***** Exercise material *****

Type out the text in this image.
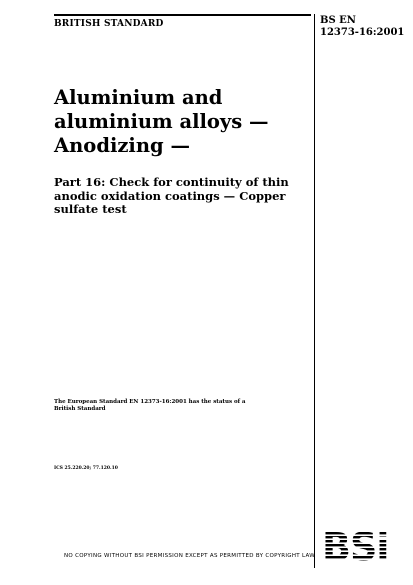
BRITISH STANDARD	BS EN
12373-16:2001
Aluminium and aluminium alloys — Anodizing —
Part 16: Check for continuity of thin anodic oxidation coatings — Copper sulfate test
The European Standard EN 12373-16:2001 has the status of a British Standard
ICS 25.220.20; 77.120.10
NO COPYING WITHOUT BSI PERMISSION EXCEPT AS PERMITTED BY COPYRIGHT LAW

*****

Pictures excluded, quote all the data above exactly.

Type out the text in this image.
BRITISH STANDARD	BS EN
12373-16:2001
Aluminium and aluminium alloys — Anodizing —
Part 16: Check for continuity of thin anodic oxidation coatings — Copper sulfate test
The European Standard EN 12373-16:2001 has the status of a British Standard
ICS 25.220.20; 77.120.10
NO COPYING WITHOUT BSI PERMISSION EXCEPT AS PERMITTED BY COPYRIGHT LAW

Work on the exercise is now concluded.